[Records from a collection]
+ + +
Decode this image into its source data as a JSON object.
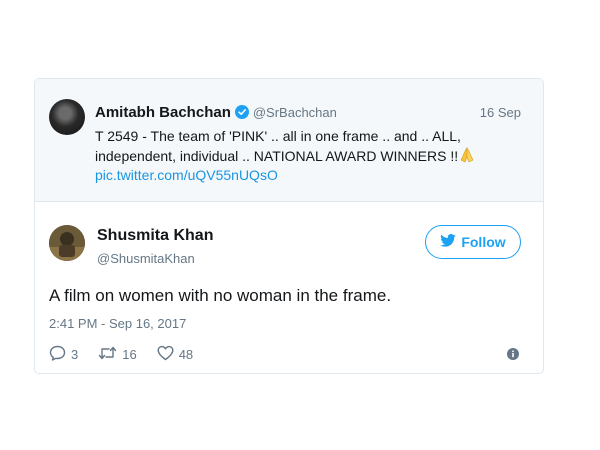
{
  "quoted_tweet": {
    "author_name": "Amitabh Bachchan",
    "author_handle": "@SrBachchan",
    "date": "16 Sep",
    "text": "T 2549 - The team of 'PINK' .. all in one frame .. and .. ALL, independent, individual .. NATIONAL AWARD WINNERS !!",
    "emoji_icon": "folded-hands-icon",
    "link": "pic.twitter.com/uQV55nUQsO"
  },
  "reply_tweet": {
    "author_name": "Shusmita Khan",
    "author_handle": "@ShusmitaKhan",
    "follow_label": "Follow",
    "text": "A film on women with no woman in the frame.",
    "timestamp": "2:41 PM - Sep 16, 2017",
    "replies": "3",
    "retweets": "16",
    "likes": "48"
  },
  "colors": {
    "accent": "#1da1f2",
    "link": "#1b95e0",
    "muted": "#657786",
    "border": "#e1e8ed",
    "quoted_bg": "#f5f8fa"
  }
}
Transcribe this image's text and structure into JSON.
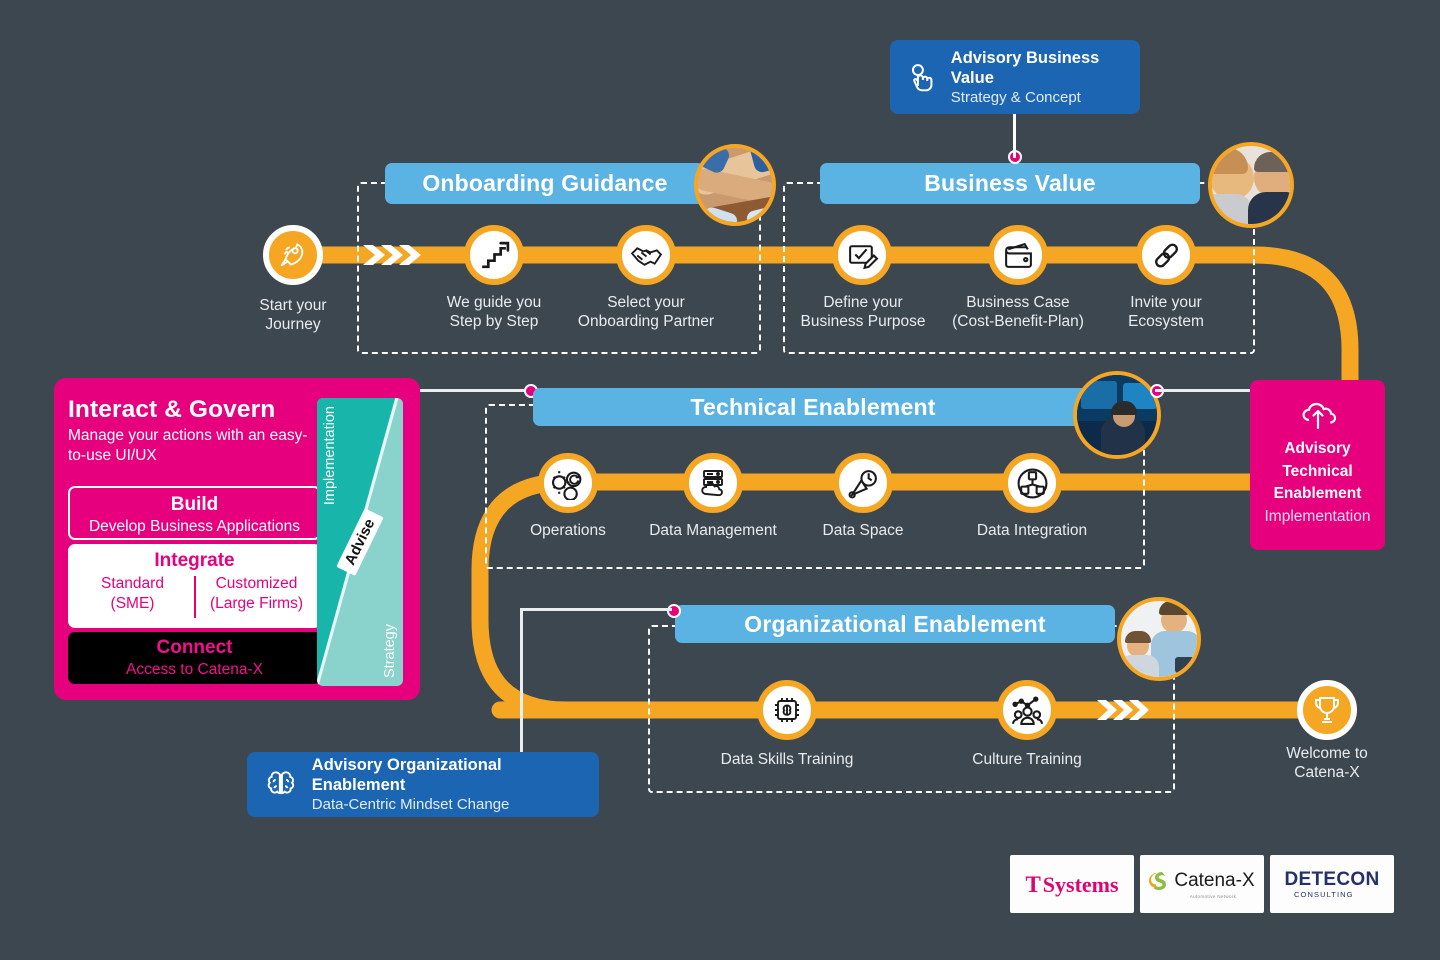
+ + +
# Task details:
Reproduce all entries exactly. Pictures do not belong in the copy.

# Response to the exercise:
Decode this image into its source data as a JSON object.
{
  "quoted_tweet": {
    "author_name": "Amitabh Bachchan",
    "author_handle": "@SrBachchan",
    "date": "16 Sep",
    "text": "T 2549 - The team of 'PINK' .. all in one frame .. and .. ALL, independent, individual .. NATIONAL AWARD WINNERS !!",
    "emoji_icon": "folded-hands-icon",
    "link": "pic.twitter.com/uQV55nUQsO"
  },
  "reply_tweet": {
    "author_name": "Shusmita Khan",
    "author_handle": "@ShusmitaKhan",
    "follow_label": "Follow",
    "text": "A film on women with no woman in the frame.",
    "timestamp": "2:41 PM - Sep 16, 2017",
    "replies": "3",
    "retweets": "16",
    "likes": "48"
  },
  "colors": {
    "accent": "#1da1f2",
    "link": "#1b95e0",
    "muted": "#657786",
    "border": "#e1e8ed",
    "quoted_bg": "#f5f8fa"
  }
}
Transcribe this image's text and structure into JSON.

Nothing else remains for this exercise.